(Data entries)
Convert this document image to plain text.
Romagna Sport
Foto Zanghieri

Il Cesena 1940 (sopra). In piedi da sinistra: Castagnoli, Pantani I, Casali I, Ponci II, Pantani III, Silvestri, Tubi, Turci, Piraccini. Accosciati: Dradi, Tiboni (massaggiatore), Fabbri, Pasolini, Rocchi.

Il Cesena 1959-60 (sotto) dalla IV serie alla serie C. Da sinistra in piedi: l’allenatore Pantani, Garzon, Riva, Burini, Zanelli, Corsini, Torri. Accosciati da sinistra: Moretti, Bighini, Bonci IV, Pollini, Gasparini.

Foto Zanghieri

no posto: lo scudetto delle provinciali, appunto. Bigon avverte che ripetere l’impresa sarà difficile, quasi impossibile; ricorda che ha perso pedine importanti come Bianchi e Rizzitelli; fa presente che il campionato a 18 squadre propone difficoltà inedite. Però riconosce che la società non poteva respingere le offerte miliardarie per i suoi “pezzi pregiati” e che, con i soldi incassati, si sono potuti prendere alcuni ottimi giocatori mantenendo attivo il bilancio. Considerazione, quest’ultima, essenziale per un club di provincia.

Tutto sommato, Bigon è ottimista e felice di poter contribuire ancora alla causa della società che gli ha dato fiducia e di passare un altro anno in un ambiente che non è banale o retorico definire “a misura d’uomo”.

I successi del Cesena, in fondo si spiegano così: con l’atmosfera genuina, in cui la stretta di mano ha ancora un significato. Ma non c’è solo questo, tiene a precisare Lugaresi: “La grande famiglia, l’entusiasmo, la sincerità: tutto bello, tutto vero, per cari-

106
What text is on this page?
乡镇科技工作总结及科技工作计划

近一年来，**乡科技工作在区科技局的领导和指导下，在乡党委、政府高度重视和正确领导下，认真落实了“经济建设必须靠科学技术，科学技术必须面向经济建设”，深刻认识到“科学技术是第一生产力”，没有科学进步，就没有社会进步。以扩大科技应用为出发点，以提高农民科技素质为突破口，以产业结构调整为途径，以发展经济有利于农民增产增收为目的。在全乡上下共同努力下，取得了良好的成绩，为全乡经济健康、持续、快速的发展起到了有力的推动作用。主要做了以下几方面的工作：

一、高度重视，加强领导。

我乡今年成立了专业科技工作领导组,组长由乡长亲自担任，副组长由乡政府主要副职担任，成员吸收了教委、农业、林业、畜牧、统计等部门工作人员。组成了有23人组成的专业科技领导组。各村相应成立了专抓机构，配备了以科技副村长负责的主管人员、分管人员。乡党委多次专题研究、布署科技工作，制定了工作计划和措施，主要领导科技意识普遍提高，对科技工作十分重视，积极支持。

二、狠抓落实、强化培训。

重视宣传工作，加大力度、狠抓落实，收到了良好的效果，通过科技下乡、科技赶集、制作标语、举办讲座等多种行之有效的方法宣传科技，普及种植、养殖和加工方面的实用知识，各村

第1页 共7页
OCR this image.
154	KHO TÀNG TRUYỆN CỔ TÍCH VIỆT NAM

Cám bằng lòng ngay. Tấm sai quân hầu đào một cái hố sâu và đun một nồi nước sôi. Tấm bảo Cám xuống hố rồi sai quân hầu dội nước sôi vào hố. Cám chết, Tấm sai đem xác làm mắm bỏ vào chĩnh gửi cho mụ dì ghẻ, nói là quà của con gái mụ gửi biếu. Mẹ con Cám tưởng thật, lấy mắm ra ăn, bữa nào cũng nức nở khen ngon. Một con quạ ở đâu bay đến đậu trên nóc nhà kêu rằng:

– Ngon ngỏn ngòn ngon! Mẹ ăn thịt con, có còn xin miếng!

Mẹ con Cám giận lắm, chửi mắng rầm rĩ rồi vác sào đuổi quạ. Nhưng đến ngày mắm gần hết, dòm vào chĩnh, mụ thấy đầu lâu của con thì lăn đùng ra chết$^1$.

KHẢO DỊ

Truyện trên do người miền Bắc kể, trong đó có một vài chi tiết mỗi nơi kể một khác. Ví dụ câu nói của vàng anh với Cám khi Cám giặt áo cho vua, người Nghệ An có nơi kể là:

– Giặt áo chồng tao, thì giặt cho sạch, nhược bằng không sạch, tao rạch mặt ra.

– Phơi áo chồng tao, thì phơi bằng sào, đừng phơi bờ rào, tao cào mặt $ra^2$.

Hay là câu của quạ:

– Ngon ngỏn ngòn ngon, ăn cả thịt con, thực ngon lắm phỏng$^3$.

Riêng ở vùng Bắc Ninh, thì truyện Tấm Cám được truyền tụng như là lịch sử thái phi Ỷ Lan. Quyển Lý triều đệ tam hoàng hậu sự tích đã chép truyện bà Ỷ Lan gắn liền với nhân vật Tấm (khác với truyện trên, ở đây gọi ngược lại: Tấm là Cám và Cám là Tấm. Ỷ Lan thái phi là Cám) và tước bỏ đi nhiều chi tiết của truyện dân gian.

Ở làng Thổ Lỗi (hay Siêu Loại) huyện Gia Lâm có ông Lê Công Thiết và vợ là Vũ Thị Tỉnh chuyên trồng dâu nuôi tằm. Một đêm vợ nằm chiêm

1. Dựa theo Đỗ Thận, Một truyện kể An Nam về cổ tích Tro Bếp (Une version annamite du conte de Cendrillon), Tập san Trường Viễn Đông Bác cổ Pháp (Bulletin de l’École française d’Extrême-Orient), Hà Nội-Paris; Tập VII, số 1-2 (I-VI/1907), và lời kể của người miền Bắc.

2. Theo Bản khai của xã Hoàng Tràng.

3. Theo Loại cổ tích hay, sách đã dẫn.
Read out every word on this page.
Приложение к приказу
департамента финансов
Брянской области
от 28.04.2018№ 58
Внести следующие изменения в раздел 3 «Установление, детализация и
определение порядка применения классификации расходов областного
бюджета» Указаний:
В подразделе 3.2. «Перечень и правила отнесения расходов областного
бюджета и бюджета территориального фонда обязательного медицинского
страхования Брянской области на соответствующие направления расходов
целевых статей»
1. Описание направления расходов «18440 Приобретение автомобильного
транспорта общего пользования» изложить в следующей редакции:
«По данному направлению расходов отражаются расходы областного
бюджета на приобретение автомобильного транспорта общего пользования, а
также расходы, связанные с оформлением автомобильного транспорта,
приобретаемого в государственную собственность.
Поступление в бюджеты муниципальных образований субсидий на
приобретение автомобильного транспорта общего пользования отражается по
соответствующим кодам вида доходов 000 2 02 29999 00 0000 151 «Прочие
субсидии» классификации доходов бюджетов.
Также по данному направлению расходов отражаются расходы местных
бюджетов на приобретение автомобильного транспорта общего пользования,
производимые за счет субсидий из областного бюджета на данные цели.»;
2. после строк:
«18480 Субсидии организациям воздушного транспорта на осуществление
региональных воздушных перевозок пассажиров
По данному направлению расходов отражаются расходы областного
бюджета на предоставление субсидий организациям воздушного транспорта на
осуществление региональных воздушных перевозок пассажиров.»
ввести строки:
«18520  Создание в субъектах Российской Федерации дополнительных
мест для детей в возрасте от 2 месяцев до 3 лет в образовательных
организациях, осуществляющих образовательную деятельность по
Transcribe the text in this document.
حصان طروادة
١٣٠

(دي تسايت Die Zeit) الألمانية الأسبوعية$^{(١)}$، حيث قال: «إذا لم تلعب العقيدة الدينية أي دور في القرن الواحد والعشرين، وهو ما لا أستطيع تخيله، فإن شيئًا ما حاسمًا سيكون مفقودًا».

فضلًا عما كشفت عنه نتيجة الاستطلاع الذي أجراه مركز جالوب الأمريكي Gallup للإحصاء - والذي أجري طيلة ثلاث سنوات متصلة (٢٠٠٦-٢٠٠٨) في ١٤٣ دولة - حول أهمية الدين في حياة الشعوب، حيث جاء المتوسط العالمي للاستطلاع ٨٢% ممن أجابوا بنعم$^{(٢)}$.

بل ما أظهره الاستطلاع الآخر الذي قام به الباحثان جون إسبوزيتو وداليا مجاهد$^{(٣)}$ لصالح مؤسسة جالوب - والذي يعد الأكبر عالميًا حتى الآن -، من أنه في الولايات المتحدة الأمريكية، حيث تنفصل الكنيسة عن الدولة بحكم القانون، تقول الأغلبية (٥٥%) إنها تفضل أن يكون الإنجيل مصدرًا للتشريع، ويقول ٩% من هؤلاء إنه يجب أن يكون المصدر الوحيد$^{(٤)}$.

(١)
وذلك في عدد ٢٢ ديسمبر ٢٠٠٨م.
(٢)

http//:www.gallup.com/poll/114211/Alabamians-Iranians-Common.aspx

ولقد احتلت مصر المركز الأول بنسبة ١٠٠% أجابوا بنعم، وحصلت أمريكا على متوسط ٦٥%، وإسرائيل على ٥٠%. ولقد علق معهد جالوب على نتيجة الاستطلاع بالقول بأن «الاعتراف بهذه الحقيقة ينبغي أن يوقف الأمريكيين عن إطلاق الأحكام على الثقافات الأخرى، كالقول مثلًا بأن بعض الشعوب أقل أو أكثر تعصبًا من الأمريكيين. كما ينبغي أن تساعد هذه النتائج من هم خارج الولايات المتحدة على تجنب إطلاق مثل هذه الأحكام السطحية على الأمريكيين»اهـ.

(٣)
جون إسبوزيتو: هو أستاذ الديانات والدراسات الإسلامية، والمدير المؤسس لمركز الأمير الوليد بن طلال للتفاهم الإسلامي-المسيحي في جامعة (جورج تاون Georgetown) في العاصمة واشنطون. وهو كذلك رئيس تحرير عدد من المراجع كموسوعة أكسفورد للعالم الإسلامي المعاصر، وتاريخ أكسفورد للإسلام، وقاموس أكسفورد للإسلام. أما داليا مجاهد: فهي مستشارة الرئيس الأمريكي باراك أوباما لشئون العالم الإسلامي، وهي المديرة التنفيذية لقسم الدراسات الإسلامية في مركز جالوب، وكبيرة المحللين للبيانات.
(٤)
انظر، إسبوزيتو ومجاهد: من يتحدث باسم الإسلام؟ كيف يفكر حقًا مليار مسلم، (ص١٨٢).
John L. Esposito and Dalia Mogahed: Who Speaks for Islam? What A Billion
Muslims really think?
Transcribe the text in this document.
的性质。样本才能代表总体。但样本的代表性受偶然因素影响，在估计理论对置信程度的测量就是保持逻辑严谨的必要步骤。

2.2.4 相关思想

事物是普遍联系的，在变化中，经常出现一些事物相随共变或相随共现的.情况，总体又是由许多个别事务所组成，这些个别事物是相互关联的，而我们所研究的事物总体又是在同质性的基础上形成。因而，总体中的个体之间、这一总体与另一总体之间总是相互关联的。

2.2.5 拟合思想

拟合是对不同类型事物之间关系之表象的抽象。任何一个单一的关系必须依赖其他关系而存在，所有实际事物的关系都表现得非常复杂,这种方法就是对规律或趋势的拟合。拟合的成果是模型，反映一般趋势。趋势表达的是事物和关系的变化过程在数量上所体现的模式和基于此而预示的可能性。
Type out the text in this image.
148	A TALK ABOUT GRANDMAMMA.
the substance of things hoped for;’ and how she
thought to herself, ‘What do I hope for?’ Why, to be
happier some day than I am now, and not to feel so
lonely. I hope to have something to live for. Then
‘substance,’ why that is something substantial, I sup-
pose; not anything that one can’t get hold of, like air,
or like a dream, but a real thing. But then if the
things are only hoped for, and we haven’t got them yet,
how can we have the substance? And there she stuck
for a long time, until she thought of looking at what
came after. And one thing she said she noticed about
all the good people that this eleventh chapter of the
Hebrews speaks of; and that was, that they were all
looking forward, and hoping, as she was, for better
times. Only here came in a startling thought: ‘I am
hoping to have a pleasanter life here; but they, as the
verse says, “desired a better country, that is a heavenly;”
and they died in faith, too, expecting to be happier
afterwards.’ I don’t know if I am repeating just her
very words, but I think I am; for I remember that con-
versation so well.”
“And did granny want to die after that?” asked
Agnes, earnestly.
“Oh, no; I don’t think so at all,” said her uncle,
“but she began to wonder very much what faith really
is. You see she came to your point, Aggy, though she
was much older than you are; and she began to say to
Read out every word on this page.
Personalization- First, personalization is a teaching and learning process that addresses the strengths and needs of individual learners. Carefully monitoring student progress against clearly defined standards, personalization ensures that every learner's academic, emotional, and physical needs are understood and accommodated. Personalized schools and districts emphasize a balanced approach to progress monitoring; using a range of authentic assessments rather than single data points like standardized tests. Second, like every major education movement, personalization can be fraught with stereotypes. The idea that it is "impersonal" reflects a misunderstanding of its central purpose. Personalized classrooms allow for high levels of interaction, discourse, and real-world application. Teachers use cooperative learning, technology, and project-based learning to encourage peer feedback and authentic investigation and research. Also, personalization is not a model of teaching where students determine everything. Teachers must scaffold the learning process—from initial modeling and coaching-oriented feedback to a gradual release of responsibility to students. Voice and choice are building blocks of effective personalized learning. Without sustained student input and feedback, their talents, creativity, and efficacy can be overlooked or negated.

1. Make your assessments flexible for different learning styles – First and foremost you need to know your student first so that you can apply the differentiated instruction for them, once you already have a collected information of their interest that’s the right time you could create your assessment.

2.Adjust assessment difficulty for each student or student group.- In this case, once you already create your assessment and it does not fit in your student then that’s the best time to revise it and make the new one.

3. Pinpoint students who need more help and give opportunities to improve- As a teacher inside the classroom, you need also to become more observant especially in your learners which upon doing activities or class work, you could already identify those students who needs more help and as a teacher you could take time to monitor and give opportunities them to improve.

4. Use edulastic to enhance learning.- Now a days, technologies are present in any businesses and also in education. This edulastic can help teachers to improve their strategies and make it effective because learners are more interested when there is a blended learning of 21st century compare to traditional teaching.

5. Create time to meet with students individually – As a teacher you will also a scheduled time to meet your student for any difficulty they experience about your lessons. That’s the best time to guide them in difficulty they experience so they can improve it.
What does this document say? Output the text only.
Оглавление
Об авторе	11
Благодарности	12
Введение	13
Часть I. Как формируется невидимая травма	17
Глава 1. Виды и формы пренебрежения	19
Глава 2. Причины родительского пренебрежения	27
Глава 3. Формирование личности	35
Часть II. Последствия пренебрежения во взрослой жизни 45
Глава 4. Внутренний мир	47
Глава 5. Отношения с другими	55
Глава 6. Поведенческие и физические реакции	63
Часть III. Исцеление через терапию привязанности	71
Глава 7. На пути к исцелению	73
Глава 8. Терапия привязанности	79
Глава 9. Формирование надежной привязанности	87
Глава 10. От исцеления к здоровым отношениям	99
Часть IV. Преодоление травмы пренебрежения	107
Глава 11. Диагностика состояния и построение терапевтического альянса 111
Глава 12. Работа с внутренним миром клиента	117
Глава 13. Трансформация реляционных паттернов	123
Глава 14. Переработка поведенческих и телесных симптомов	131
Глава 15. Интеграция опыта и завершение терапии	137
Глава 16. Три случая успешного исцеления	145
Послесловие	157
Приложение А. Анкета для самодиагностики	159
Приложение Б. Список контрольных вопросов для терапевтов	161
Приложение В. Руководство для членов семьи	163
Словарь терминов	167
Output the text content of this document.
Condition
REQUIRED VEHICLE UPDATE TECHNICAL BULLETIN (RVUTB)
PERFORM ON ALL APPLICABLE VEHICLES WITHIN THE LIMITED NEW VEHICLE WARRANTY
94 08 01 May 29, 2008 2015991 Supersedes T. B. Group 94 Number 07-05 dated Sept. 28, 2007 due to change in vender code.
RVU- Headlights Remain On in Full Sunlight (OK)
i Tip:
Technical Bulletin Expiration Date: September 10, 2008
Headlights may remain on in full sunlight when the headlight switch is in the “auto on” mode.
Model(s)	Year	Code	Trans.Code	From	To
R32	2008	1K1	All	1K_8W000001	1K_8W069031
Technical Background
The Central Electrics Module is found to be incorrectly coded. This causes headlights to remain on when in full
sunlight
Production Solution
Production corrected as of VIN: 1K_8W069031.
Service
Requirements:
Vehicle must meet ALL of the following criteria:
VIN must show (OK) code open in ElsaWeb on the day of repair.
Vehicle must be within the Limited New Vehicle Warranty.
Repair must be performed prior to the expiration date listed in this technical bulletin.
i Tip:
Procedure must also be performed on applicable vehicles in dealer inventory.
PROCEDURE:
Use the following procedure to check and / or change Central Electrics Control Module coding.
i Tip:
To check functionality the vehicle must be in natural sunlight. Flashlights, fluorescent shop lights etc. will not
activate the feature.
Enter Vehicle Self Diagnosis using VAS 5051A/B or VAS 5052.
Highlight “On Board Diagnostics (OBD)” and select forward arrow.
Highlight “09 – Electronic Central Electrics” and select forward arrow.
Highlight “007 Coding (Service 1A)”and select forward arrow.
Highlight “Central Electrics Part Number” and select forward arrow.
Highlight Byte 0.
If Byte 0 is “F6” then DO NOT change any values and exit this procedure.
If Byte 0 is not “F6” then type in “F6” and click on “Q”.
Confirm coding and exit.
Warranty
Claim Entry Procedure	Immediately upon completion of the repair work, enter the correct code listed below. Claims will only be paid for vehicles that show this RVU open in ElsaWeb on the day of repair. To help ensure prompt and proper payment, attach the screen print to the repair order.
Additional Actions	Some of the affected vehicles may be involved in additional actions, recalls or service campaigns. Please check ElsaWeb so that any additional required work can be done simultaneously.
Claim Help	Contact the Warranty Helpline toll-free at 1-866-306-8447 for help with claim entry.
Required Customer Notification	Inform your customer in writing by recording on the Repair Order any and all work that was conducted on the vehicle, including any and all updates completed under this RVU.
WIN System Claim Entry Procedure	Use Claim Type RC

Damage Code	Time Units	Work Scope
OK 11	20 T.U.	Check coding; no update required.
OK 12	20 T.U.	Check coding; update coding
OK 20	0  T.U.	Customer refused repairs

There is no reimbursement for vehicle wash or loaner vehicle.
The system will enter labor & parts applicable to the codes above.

_What is required_
Search the data for the string "Customer" and copy each line where it appears.

_Problem solution_
Required Customer Notification	Inform your customer in writing by recording on the Repair Order any and all work that was conducted on the vehicle, including any and all updates completed under this RVU.
OK 20	0  T.U.	Customer refused repairs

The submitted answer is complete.